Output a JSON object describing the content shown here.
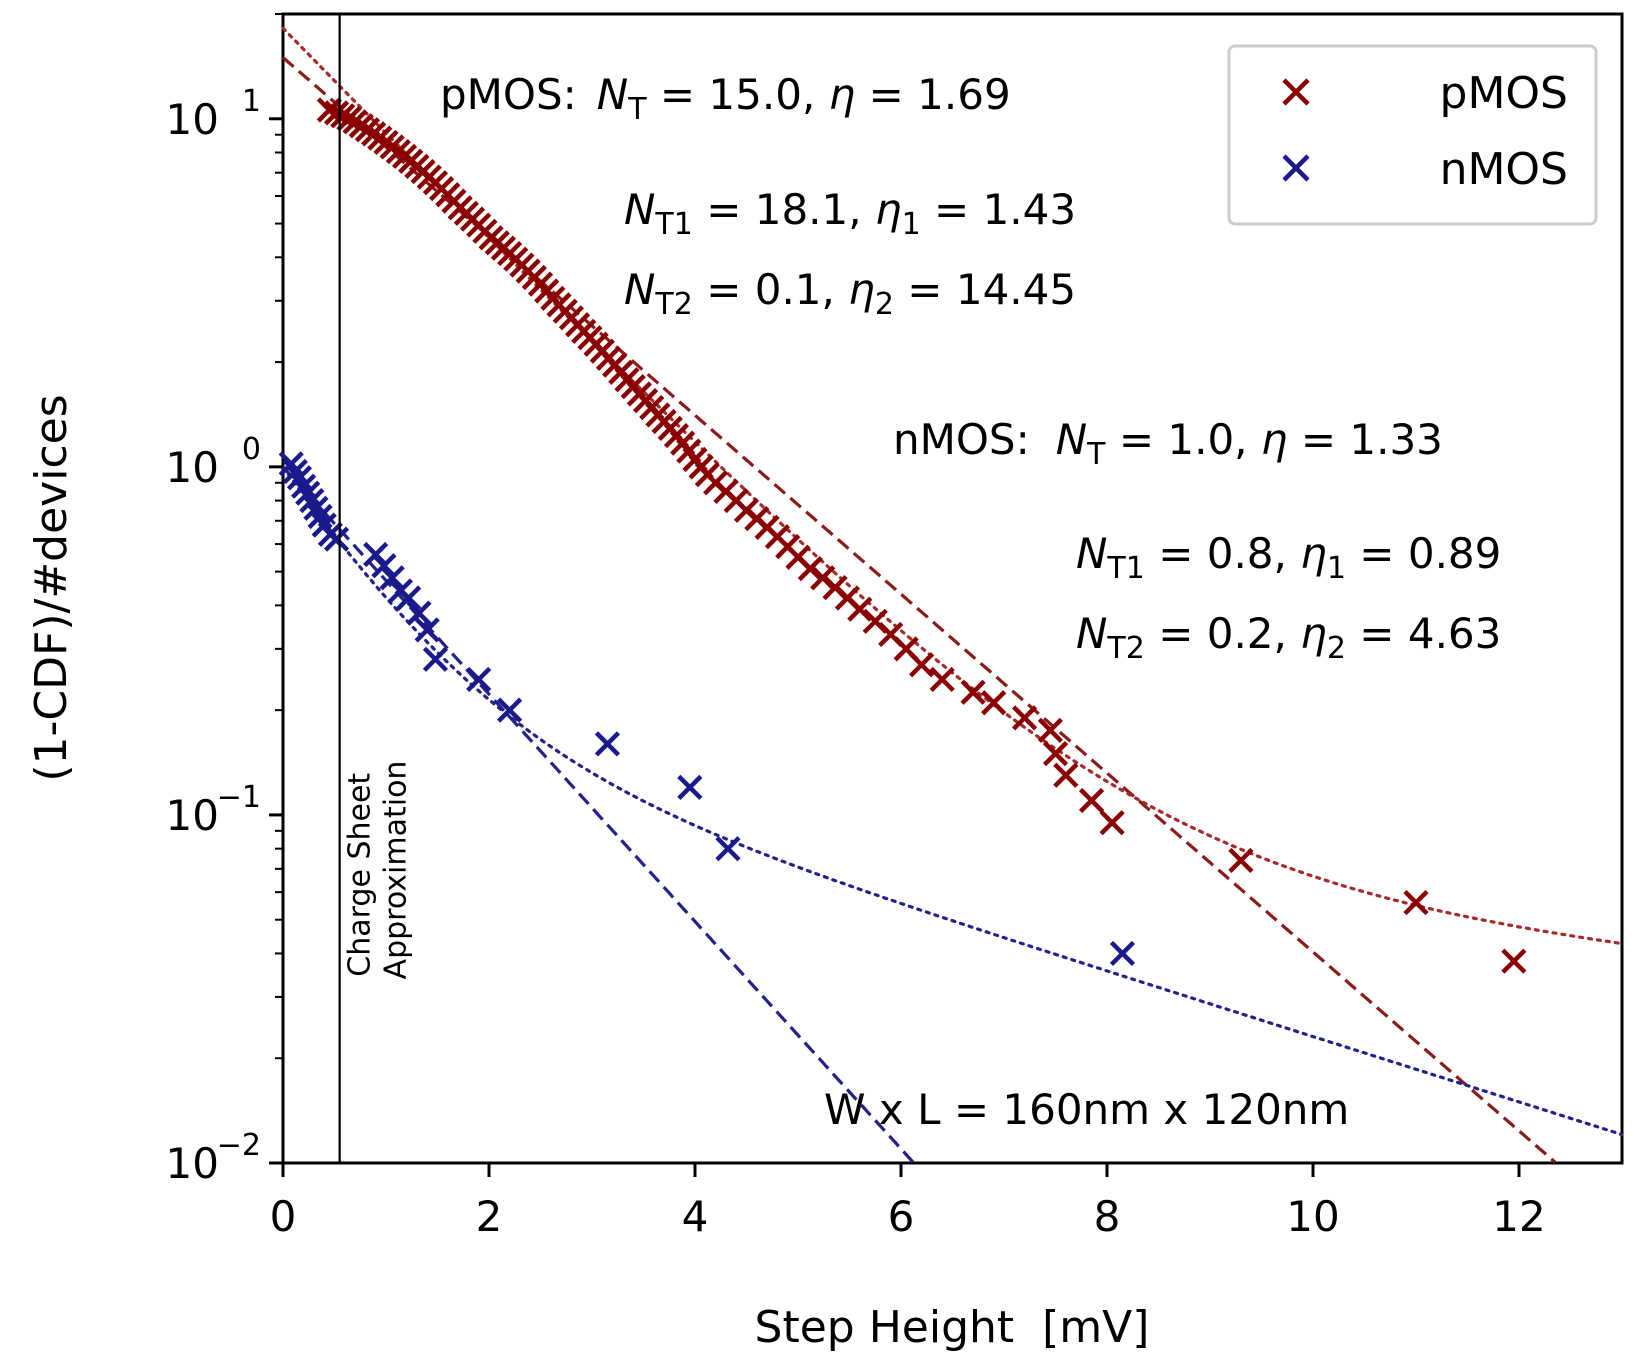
{
  "chart_data": {
    "type": "scatter",
    "xlabel": "Step Height  [mV]",
    "ylabel": "(1-CDF)/#devices",
    "xlim": [
      0,
      13
    ],
    "ylim": [
      0.01,
      20
    ],
    "yscale": "log",
    "grid": false,
    "legend_position": "top-right",
    "x_ticks": [
      {
        "value": 0,
        "label": "0"
      },
      {
        "value": 2,
        "label": "2"
      },
      {
        "value": 4,
        "label": "4"
      },
      {
        "value": 6,
        "label": "6"
      },
      {
        "value": 8,
        "label": "8"
      },
      {
        "value": 10,
        "label": "10"
      },
      {
        "value": 12,
        "label": "12"
      }
    ],
    "y_ticks": [
      {
        "value": 10,
        "base": "10",
        "exp": "1"
      },
      {
        "value": 1,
        "base": "10",
        "exp": "0"
      },
      {
        "value": 0.1,
        "base": "10",
        "exp": "−1"
      },
      {
        "value": 0.01,
        "base": "10",
        "exp": "−2"
      }
    ],
    "vertical_line": {
      "x": 0.55,
      "label_line1": "Charge Sheet",
      "label_line2": "Approximation"
    },
    "series": [
      {
        "name": "pMOS",
        "color": "#8b0000",
        "marker": "x",
        "points": [
          [
            0.45,
            10.6
          ],
          [
            0.52,
            10.4
          ],
          [
            0.58,
            10.2
          ],
          [
            0.64,
            10.0
          ],
          [
            0.7,
            9.8
          ],
          [
            0.76,
            9.55
          ],
          [
            0.82,
            9.3
          ],
          [
            0.88,
            9.05
          ],
          [
            0.94,
            8.8
          ],
          [
            1.0,
            8.55
          ],
          [
            1.06,
            8.3
          ],
          [
            1.12,
            8.05
          ],
          [
            1.18,
            7.8
          ],
          [
            1.24,
            7.55
          ],
          [
            1.3,
            7.3
          ],
          [
            1.36,
            7.05
          ],
          [
            1.42,
            6.8
          ],
          [
            1.48,
            6.55
          ],
          [
            1.54,
            6.3
          ],
          [
            1.6,
            6.05
          ],
          [
            1.66,
            5.8
          ],
          [
            1.72,
            5.55
          ],
          [
            1.78,
            5.35
          ],
          [
            1.84,
            5.15
          ],
          [
            1.9,
            4.95
          ],
          [
            1.96,
            4.75
          ],
          [
            2.02,
            4.55
          ],
          [
            2.08,
            4.4
          ],
          [
            2.14,
            4.25
          ],
          [
            2.2,
            4.1
          ],
          [
            2.26,
            3.95
          ],
          [
            2.32,
            3.8
          ],
          [
            2.38,
            3.65
          ],
          [
            2.44,
            3.5
          ],
          [
            2.5,
            3.35
          ],
          [
            2.56,
            3.2
          ],
          [
            2.62,
            3.05
          ],
          [
            2.68,
            2.92
          ],
          [
            2.74,
            2.8
          ],
          [
            2.8,
            2.68
          ],
          [
            2.86,
            2.56
          ],
          [
            2.92,
            2.45
          ],
          [
            2.98,
            2.35
          ],
          [
            3.04,
            2.25
          ],
          [
            3.1,
            2.15
          ],
          [
            3.16,
            2.05
          ],
          [
            3.22,
            1.96
          ],
          [
            3.28,
            1.87
          ],
          [
            3.34,
            1.78
          ],
          [
            3.4,
            1.7
          ],
          [
            3.46,
            1.62
          ],
          [
            3.52,
            1.55
          ],
          [
            3.58,
            1.48
          ],
          [
            3.64,
            1.41
          ],
          [
            3.7,
            1.35
          ],
          [
            3.76,
            1.29
          ],
          [
            3.82,
            1.23
          ],
          [
            3.88,
            1.17
          ],
          [
            3.94,
            1.11
          ],
          [
            4.0,
            1.05
          ],
          [
            4.06,
            1.0
          ],
          [
            4.12,
            0.95
          ],
          [
            4.2,
            0.9
          ],
          [
            4.3,
            0.85
          ],
          [
            4.4,
            0.8
          ],
          [
            4.5,
            0.75
          ],
          [
            4.6,
            0.71
          ],
          [
            4.7,
            0.67
          ],
          [
            4.8,
            0.63
          ],
          [
            4.9,
            0.59
          ],
          [
            5.0,
            0.55
          ],
          [
            5.12,
            0.51
          ],
          [
            5.24,
            0.48
          ],
          [
            5.36,
            0.45
          ],
          [
            5.48,
            0.42
          ],
          [
            5.6,
            0.39
          ],
          [
            5.75,
            0.36
          ],
          [
            5.9,
            0.33
          ],
          [
            6.05,
            0.3
          ],
          [
            6.2,
            0.27
          ],
          [
            6.4,
            0.245
          ],
          [
            6.7,
            0.225
          ],
          [
            6.9,
            0.21
          ],
          [
            7.2,
            0.19
          ],
          [
            7.45,
            0.175
          ],
          [
            7.5,
            0.15
          ],
          [
            7.6,
            0.13
          ],
          [
            7.85,
            0.11
          ],
          [
            8.05,
            0.095
          ],
          [
            9.3,
            0.074
          ],
          [
            11.0,
            0.056
          ],
          [
            11.95,
            0.038
          ]
        ]
      },
      {
        "name": "nMOS",
        "color": "#1a1a8c",
        "marker": "x",
        "points": [
          [
            0.08,
            1.02
          ],
          [
            0.12,
            0.97
          ],
          [
            0.16,
            0.93
          ],
          [
            0.2,
            0.88
          ],
          [
            0.24,
            0.84
          ],
          [
            0.28,
            0.8
          ],
          [
            0.32,
            0.76
          ],
          [
            0.36,
            0.72
          ],
          [
            0.4,
            0.68
          ],
          [
            0.46,
            0.64
          ],
          [
            0.52,
            0.62
          ],
          [
            0.9,
            0.56
          ],
          [
            0.98,
            0.52
          ],
          [
            1.06,
            0.48
          ],
          [
            1.14,
            0.44
          ],
          [
            1.22,
            0.42
          ],
          [
            1.32,
            0.38
          ],
          [
            1.4,
            0.34
          ],
          [
            1.48,
            0.28
          ],
          [
            1.9,
            0.245
          ],
          [
            2.2,
            0.2
          ],
          [
            3.15,
            0.16
          ],
          [
            3.95,
            0.12
          ],
          [
            4.32,
            0.08
          ],
          [
            8.15,
            0.04
          ]
        ]
      }
    ],
    "fit_lines": [
      {
        "series": "pMOS",
        "style": "dashed",
        "color": "#8b1a1a",
        "NT": 15.0,
        "eta": 1.69
      },
      {
        "series": "pMOS",
        "style": "dotted",
        "color": "#a52a2a",
        "NT1": 18.1,
        "eta1": 1.43,
        "NT2": 0.1,
        "eta2": 14.45
      },
      {
        "series": "nMOS",
        "style": "dashed",
        "color": "#22228b",
        "NT": 1.0,
        "eta": 1.33
      },
      {
        "series": "nMOS",
        "style": "dotted",
        "color": "#22228b",
        "NT1": 0.8,
        "eta1": 0.89,
        "NT2": 0.2,
        "eta2": 4.63
      }
    ],
    "annotations": {
      "pmos_single": {
        "prefix": "pMOS:",
        "text": " = 15.0, ",
        "eta_text": " = 1.69"
      },
      "pmos_t1": {
        "sub": "T1",
        "text": " = 18.1, ",
        "eta_sub": "1",
        "eta_text": " = 1.43"
      },
      "pmos_t2": {
        "sub": "T2",
        "text": " = 0.1, ",
        "eta_sub": "2",
        "eta_text": " = 14.45"
      },
      "nmos_single": {
        "prefix": "nMOS:",
        "text": " = 1.0, ",
        "eta_text": " = 1.33"
      },
      "nmos_t1": {
        "sub": "T1",
        "text": " = 0.8, ",
        "eta_sub": "1",
        "eta_text": " = 0.89"
      },
      "nmos_t2": {
        "sub": "T2",
        "text": " = 0.2, ",
        "eta_sub": "2",
        "eta_text": " = 4.63"
      },
      "device_size": "W x L = 160nm x 120nm",
      "N_symbol": "N",
      "T_subscript": "T",
      "eta_symbol": "η"
    }
  }
}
——————
Given task: Reproduce each entry precisely, dropping only the pictures.

Correct answer:
Output a JSON object describing the content shown here.
{
  "chart_data": {
    "type": "scatter",
    "xlabel": "Step Height  [mV]",
    "ylabel": "(1-CDF)/#devices",
    "xlim": [
      0,
      13
    ],
    "ylim": [
      0.01,
      20
    ],
    "yscale": "log",
    "grid": false,
    "legend_position": "top-right",
    "x_ticks": [
      {
        "value": 0,
        "label": "0"
      },
      {
        "value": 2,
        "label": "2"
      },
      {
        "value": 4,
        "label": "4"
      },
      {
        "value": 6,
        "label": "6"
      },
      {
        "value": 8,
        "label": "8"
      },
      {
        "value": 10,
        "label": "10"
      },
      {
        "value": 12,
        "label": "12"
      }
    ],
    "y_ticks": [
      {
        "value": 10,
        "base": "10",
        "exp": "1"
      },
      {
        "value": 1,
        "base": "10",
        "exp": "0"
      },
      {
        "value": 0.1,
        "base": "10",
        "exp": "−1"
      },
      {
        "value": 0.01,
        "base": "10",
        "exp": "−2"
      }
    ],
    "vertical_line": {
      "x": 0.55,
      "label_line1": "Charge Sheet",
      "label_line2": "Approximation"
    },
    "series": [
      {
        "name": "pMOS",
        "color": "#8b0000",
        "marker": "x",
        "points": [
          [
            0.45,
            10.6
          ],
          [
            0.52,
            10.4
          ],
          [
            0.58,
            10.2
          ],
          [
            0.64,
            10.0
          ],
          [
            0.7,
            9.8
          ],
          [
            0.76,
            9.55
          ],
          [
            0.82,
            9.3
          ],
          [
            0.88,
            9.05
          ],
          [
            0.94,
            8.8
          ],
          [
            1.0,
            8.55
          ],
          [
            1.06,
            8.3
          ],
          [
            1.12,
            8.05
          ],
          [
            1.18,
            7.8
          ],
          [
            1.24,
            7.55
          ],
          [
            1.3,
            7.3
          ],
          [
            1.36,
            7.05
          ],
          [
            1.42,
            6.8
          ],
          [
            1.48,
            6.55
          ],
          [
            1.54,
            6.3
          ],
          [
            1.6,
            6.05
          ],
          [
            1.66,
            5.8
          ],
          [
            1.72,
            5.55
          ],
          [
            1.78,
            5.35
          ],
          [
            1.84,
            5.15
          ],
          [
            1.9,
            4.95
          ],
          [
            1.96,
            4.75
          ],
          [
            2.02,
            4.55
          ],
          [
            2.08,
            4.4
          ],
          [
            2.14,
            4.25
          ],
          [
            2.2,
            4.1
          ],
          [
            2.26,
            3.95
          ],
          [
            2.32,
            3.8
          ],
          [
            2.38,
            3.65
          ],
          [
            2.44,
            3.5
          ],
          [
            2.5,
            3.35
          ],
          [
            2.56,
            3.2
          ],
          [
            2.62,
            3.05
          ],
          [
            2.68,
            2.92
          ],
          [
            2.74,
            2.8
          ],
          [
            2.8,
            2.68
          ],
          [
            2.86,
            2.56
          ],
          [
            2.92,
            2.45
          ],
          [
            2.98,
            2.35
          ],
          [
            3.04,
            2.25
          ],
          [
            3.1,
            2.15
          ],
          [
            3.16,
            2.05
          ],
          [
            3.22,
            1.96
          ],
          [
            3.28,
            1.87
          ],
          [
            3.34,
            1.78
          ],
          [
            3.4,
            1.7
          ],
          [
            3.46,
            1.62
          ],
          [
            3.52,
            1.55
          ],
          [
            3.58,
            1.48
          ],
          [
            3.64,
            1.41
          ],
          [
            3.7,
            1.35
          ],
          [
            3.76,
            1.29
          ],
          [
            3.82,
            1.23
          ],
          [
            3.88,
            1.17
          ],
          [
            3.94,
            1.11
          ],
          [
            4.0,
            1.05
          ],
          [
            4.06,
            1.0
          ],
          [
            4.12,
            0.95
          ],
          [
            4.2,
            0.9
          ],
          [
            4.3,
            0.85
          ],
          [
            4.4,
            0.8
          ],
          [
            4.5,
            0.75
          ],
          [
            4.6,
            0.71
          ],
          [
            4.7,
            0.67
          ],
          [
            4.8,
            0.63
          ],
          [
            4.9,
            0.59
          ],
          [
            5.0,
            0.55
          ],
          [
            5.12,
            0.51
          ],
          [
            5.24,
            0.48
          ],
          [
            5.36,
            0.45
          ],
          [
            5.48,
            0.42
          ],
          [
            5.6,
            0.39
          ],
          [
            5.75,
            0.36
          ],
          [
            5.9,
            0.33
          ],
          [
            6.05,
            0.3
          ],
          [
            6.2,
            0.27
          ],
          [
            6.4,
            0.245
          ],
          [
            6.7,
            0.225
          ],
          [
            6.9,
            0.21
          ],
          [
            7.2,
            0.19
          ],
          [
            7.45,
            0.175
          ],
          [
            7.5,
            0.15
          ],
          [
            7.6,
            0.13
          ],
          [
            7.85,
            0.11
          ],
          [
            8.05,
            0.095
          ],
          [
            9.3,
            0.074
          ],
          [
            11.0,
            0.056
          ],
          [
            11.95,
            0.038
          ]
        ]
      },
      {
        "name": "nMOS",
        "color": "#1a1a8c",
        "marker": "x",
        "points": [
          [
            0.08,
            1.02
          ],
          [
            0.12,
            0.97
          ],
          [
            0.16,
            0.93
          ],
          [
            0.2,
            0.88
          ],
          [
            0.24,
            0.84
          ],
          [
            0.28,
            0.8
          ],
          [
            0.32,
            0.76
          ],
          [
            0.36,
            0.72
          ],
          [
            0.4,
            0.68
          ],
          [
            0.46,
            0.64
          ],
          [
            0.52,
            0.62
          ],
          [
            0.9,
            0.56
          ],
          [
            0.98,
            0.52
          ],
          [
            1.06,
            0.48
          ],
          [
            1.14,
            0.44
          ],
          [
            1.22,
            0.42
          ],
          [
            1.32,
            0.38
          ],
          [
            1.4,
            0.34
          ],
          [
            1.48,
            0.28
          ],
          [
            1.9,
            0.245
          ],
          [
            2.2,
            0.2
          ],
          [
            3.15,
            0.16
          ],
          [
            3.95,
            0.12
          ],
          [
            4.32,
            0.08
          ],
          [
            8.15,
            0.04
          ]
        ]
      }
    ],
    "fit_lines": [
      {
        "series": "pMOS",
        "style": "dashed",
        "color": "#8b1a1a",
        "NT": 15.0,
        "eta": 1.69
      },
      {
        "series": "pMOS",
        "style": "dotted",
        "color": "#a52a2a",
        "NT1": 18.1,
        "eta1": 1.43,
        "NT2": 0.1,
        "eta2": 14.45
      },
      {
        "series": "nMOS",
        "style": "dashed",
        "color": "#22228b",
        "NT": 1.0,
        "eta": 1.33
      },
      {
        "series": "nMOS",
        "style": "dotted",
        "color": "#22228b",
        "NT1": 0.8,
        "eta1": 0.89,
        "NT2": 0.2,
        "eta2": 4.63
      }
    ],
    "annotations": {
      "pmos_single": {
        "prefix": "pMOS:",
        "text": " = 15.0, ",
        "eta_text": " = 1.69"
      },
      "pmos_t1": {
        "sub": "T1",
        "text": " = 18.1, ",
        "eta_sub": "1",
        "eta_text": " = 1.43"
      },
      "pmos_t2": {
        "sub": "T2",
        "text": " = 0.1, ",
        "eta_sub": "2",
        "eta_text": " = 14.45"
      },
      "nmos_single": {
        "prefix": "nMOS:",
        "text": " = 1.0, ",
        "eta_text": " = 1.33"
      },
      "nmos_t1": {
        "sub": "T1",
        "text": " = 0.8, ",
        "eta_sub": "1",
        "eta_text": " = 0.89"
      },
      "nmos_t2": {
        "sub": "T2",
        "text": " = 0.2, ",
        "eta_sub": "2",
        "eta_text": " = 4.63"
      },
      "device_size": "W x L = 160nm x 120nm",
      "N_symbol": "N",
      "T_subscript": "T",
      "eta_symbol": "η"
    }
  }
}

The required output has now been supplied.